What is required: All entries must be repeated exactly; do not include the pictures.

===== Exercise inputs =====

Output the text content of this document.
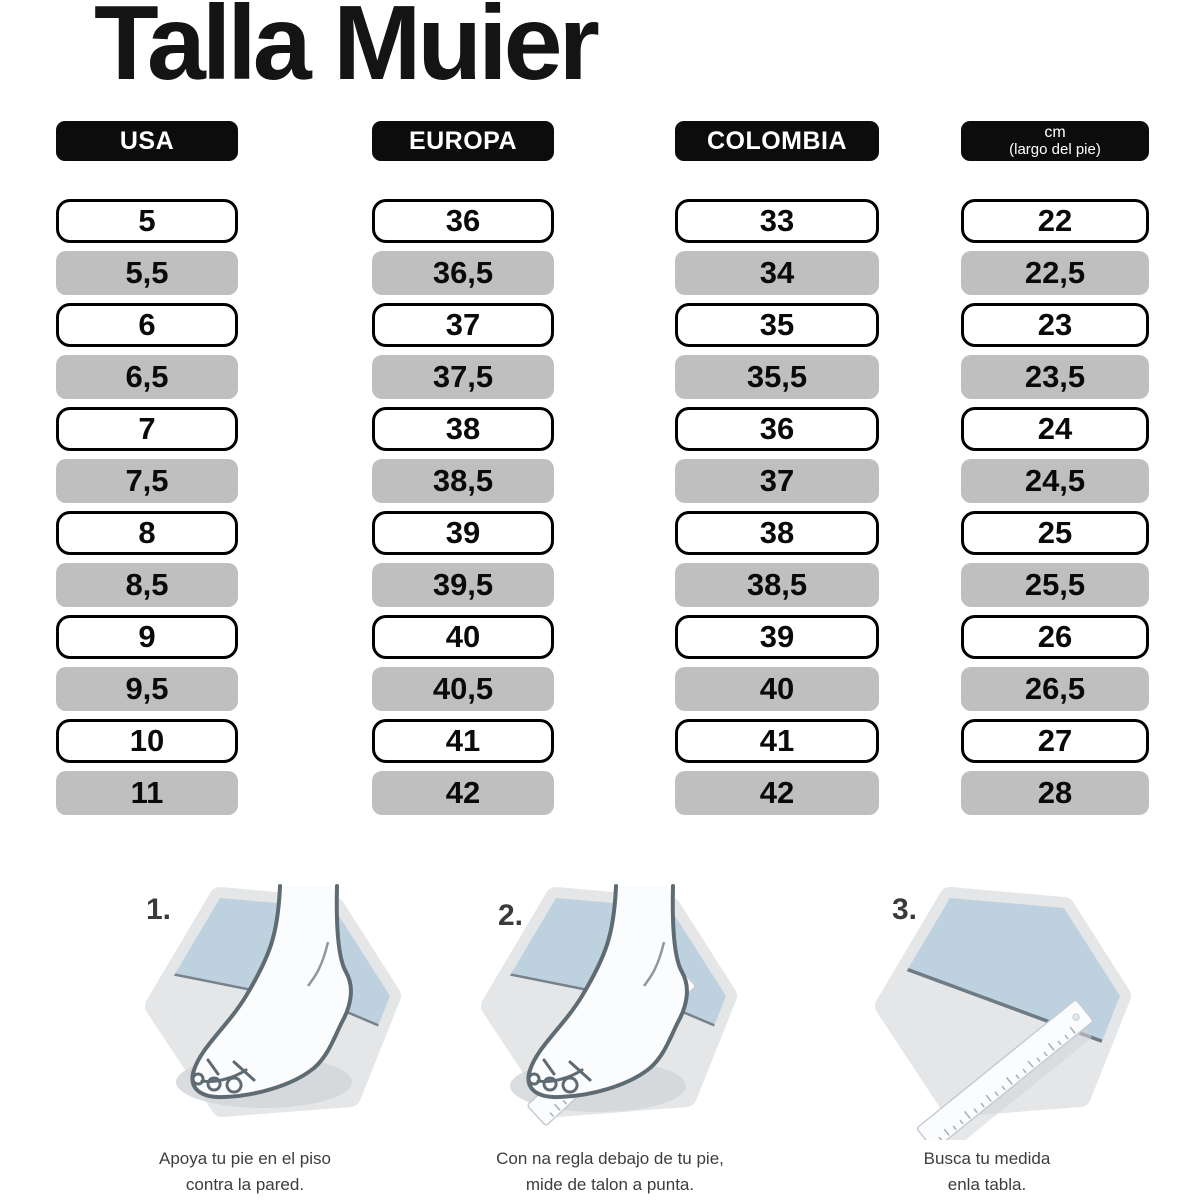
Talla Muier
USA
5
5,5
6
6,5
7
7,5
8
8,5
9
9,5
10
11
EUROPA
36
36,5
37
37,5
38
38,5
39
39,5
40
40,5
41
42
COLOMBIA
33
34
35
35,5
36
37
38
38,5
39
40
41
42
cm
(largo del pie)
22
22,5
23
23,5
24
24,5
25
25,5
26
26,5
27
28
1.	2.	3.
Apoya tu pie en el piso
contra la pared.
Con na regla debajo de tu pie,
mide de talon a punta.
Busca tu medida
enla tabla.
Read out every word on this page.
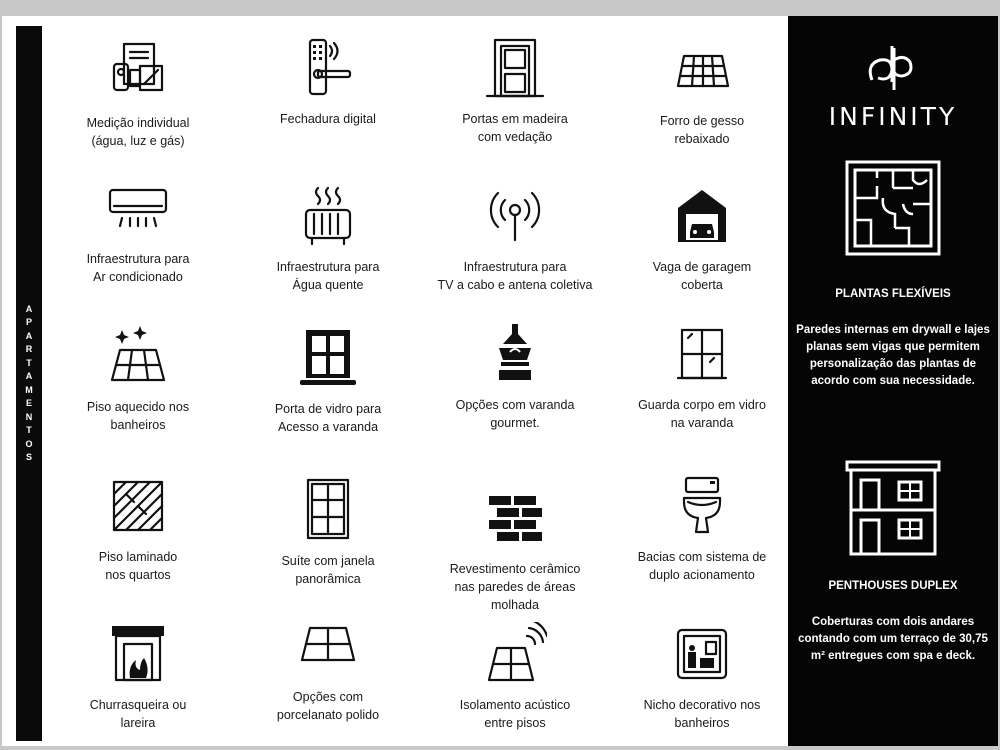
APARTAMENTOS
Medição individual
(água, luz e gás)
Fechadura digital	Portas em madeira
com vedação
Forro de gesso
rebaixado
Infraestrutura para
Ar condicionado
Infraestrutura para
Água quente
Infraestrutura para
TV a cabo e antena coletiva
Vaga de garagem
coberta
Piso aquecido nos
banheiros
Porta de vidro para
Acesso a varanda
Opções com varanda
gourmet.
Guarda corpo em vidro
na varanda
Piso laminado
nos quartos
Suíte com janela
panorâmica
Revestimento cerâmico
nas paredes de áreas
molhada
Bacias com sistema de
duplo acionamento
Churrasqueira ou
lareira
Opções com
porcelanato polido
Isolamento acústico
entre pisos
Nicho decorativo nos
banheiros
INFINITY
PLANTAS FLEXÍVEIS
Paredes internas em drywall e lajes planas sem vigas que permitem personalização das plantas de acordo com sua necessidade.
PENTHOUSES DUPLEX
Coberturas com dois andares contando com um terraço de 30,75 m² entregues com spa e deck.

=====

Solution to the exercise:
Output the text content of this document.
Talla Muier
USA
5
5,5
6
6,5
7
7,5
8
8,5
9
9,5
10
11
EUROPA
36
36,5
37
37,5
38
38,5
39
39,5
40
40,5
41
42
COLOMBIA
33
34
35
35,5
36
37
38
38,5
39
40
41
42
cm
(largo del pie)
22
22,5
23
23,5
24
24,5
25
25,5
26
26,5
27
28
1.	2.	3.
Apoya tu pie en el piso
contra la pared.
Con na regla debajo de tu pie,
mide de talon a punta.
Busca tu medida
enla tabla.
Read out every word on this page.
APARTAMENTOS
Medição individual
(água, luz e gás)
Fechadura digital	Portas em madeira
com vedação
Forro de gesso
rebaixado
Infraestrutura para
Ar condicionado
Infraestrutura para
Água quente
Infraestrutura para
TV a cabo e antena coletiva
Vaga de garagem
coberta
Piso aquecido nos
banheiros
Porta de vidro para
Acesso a varanda
Opções com varanda
gourmet.
Guarda corpo em vidro
na varanda
Piso laminado
nos quartos
Suíte com janela
panorâmica
Revestimento cerâmico
nas paredes de áreas
molhada
Bacias com sistema de
duplo acionamento
Churrasqueira ou
lareira
Opções com
porcelanato polido
Isolamento acústico
entre pisos
Nicho decorativo nos
banheiros
INFINITY
PLANTAS FLEXÍVEIS
Paredes internas em drywall e lajes planas sem vigas que permitem personalização das plantas de acordo com sua necessidade.
PENTHOUSES DUPLEX
Coberturas com dois andares contando com um terraço de 30,75 m² entregues com spa e deck.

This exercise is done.